§ Required tasks
1 - Using the hiking trip account, decide whether each statement agrees with it, answering yes or no and quoting the words that decide it: (a) The bag searched for turned out to be dark blue. (b) One of the three spools of cloth tape was found. (c) The gate in the fence to the back yard is kept locked.
2 - Extract the passage of the hiking trip account from "It started quite" to "in Emigrant Wilderness.".

§ Extract to read
-- start --
It started quite innocently, when Martin came to borrow a backpack for a hike with his colleague and his small daughter. During five days they wandered through Trinity Wilderness and returned with a collection of beautiful pictures. A week later, at our usual time, that is, Friday four thirty p.m., we began to ponder where could we go for a short trip, to find there a pretty natural scenery, but not to find holidays crowds. Actually, under Martin's influence we came up with our year-old idea about a hike to Relief Reservoir, including a night spent in Emigrant Wilderness.

     
A tent
Among rocks, we found a spot barely large enough to accommodate our tent, but certainly no place to hammer any pegs

We packed some stuff already on Friday, to give us a "head start". That might have been the real reason for our turning our house upside down in the morning, for since our moving in we had forgotten where we have put things; e.g. after twenty minutes of hectic searching for a magenta bag, it turned out to be dark blue and sitting orderly in a closet where it should have been. Of three spools of cloth tape that we positively own (meant to hold carpets together, but good for fixing bruised knees, emergency fracture splinter, boot repair, shoelace replacement, backpack patch...), however, we could not find any one. The biggest shock was a disappearance of my camera. It usually drifts around on my desk, in the vicinity a USB cable for sucking pictures over. This time, it was not on my desk, not inside the desk, not on a rack, simply nowhere. I admit that the worst was my feeling that somebody must have "teleported" it from that desk of mine. I was sad thinking that maybe we are not living in such a safe location as we used to think, and that we would have to put a chain on a gate in the fence to our back yard (we don't lock it now), seal all windows every time we leave the house and stop relying on deterring effect of our window screens. Fortunately, it has eventually turned out that my camera was (apparently since last weekend) silently accompanying Sid on his daily work commute, hiding inside a chaotic heap on his back seat. It was a huge relief and we, equipped thus with happy spirits, embarked on our trip.

     
Relief Reservoir
It could be a tarn - except there is a concrete dam.
-- end --
§ Supplied material
-- start --
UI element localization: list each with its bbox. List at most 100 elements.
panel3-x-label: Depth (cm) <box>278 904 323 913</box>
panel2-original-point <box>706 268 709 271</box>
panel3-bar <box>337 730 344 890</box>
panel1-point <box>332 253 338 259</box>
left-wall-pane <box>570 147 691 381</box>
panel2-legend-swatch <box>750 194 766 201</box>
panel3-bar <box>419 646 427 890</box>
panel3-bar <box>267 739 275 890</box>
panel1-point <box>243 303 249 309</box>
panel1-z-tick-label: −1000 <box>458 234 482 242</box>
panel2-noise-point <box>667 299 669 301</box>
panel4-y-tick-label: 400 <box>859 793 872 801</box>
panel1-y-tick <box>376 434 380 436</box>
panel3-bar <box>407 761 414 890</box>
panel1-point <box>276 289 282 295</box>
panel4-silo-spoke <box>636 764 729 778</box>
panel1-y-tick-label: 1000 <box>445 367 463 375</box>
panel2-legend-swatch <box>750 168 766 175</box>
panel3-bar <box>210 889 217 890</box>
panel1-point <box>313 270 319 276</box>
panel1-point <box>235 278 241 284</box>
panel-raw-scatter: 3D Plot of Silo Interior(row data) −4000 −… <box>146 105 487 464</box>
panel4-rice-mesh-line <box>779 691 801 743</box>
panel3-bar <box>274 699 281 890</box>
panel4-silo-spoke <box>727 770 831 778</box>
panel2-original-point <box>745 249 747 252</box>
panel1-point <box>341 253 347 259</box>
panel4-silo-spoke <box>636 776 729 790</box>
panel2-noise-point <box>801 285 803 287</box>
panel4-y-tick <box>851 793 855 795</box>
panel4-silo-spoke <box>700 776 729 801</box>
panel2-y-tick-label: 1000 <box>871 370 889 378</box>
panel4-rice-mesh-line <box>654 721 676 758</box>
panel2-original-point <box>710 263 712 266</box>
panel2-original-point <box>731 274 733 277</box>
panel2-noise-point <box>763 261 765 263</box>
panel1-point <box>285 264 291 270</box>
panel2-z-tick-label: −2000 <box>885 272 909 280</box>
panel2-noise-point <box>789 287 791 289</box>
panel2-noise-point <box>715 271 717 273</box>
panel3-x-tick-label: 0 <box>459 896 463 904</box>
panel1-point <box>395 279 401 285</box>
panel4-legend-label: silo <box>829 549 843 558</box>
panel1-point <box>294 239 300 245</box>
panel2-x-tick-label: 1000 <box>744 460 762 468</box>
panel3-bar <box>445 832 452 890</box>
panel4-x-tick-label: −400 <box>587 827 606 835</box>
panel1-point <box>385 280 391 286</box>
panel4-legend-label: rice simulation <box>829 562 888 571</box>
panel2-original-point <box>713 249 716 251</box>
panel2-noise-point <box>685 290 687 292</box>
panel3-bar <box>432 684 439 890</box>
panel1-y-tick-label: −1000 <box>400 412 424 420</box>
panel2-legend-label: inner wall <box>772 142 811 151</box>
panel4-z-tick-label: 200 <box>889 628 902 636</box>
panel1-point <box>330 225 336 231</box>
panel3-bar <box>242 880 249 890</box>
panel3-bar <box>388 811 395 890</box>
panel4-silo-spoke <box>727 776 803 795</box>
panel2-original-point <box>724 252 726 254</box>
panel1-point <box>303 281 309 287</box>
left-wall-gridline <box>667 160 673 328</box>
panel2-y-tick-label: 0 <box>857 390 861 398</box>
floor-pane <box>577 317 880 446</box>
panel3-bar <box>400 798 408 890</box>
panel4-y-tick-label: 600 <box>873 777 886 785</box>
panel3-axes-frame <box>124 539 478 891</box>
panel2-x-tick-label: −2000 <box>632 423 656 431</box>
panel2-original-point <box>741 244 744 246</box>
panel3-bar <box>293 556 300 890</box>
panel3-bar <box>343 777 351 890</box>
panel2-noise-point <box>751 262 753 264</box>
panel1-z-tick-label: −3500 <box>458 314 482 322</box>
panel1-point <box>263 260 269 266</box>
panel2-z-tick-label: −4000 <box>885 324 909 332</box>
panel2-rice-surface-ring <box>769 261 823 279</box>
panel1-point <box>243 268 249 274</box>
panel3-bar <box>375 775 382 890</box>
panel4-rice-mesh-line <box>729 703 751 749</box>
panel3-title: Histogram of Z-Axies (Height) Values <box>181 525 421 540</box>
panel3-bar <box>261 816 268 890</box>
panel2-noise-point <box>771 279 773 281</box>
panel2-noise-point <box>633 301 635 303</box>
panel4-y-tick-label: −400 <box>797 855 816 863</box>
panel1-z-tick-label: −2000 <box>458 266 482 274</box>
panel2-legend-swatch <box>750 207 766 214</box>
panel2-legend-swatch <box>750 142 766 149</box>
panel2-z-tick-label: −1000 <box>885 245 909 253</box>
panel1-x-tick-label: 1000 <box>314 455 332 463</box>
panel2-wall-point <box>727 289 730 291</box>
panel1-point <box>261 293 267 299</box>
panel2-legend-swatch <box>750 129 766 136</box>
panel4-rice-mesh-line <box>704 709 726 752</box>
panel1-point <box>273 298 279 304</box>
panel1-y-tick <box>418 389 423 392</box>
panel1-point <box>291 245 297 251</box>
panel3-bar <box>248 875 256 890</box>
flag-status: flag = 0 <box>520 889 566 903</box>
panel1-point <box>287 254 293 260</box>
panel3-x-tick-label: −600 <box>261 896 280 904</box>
-- end --
§ Solved tasks
1 -
(a) Yes: "it turned out to be dark blue and sitting orderly in a closet where it should have been"
(b) No: "we could not find any one"
(c) No: "(we don't lock it now)"

2 -
It started quite innocently, when Martin came to borrow a backpack for a hike with his colleague and his small daughter. During five days they wandered through Trinity Wilderness and returned with a collection of beautiful pictures. A week later, at our usual time, that is, Friday four thirty p.m., we began to ponder where could we go for a short trip, to find there a pretty natural scenery, but not to find holidays crowds. Actually, under Martin's influence we came up with our year-old idea about a hike to Relief Reservoir, including a night spent in Emigrant Wilderness.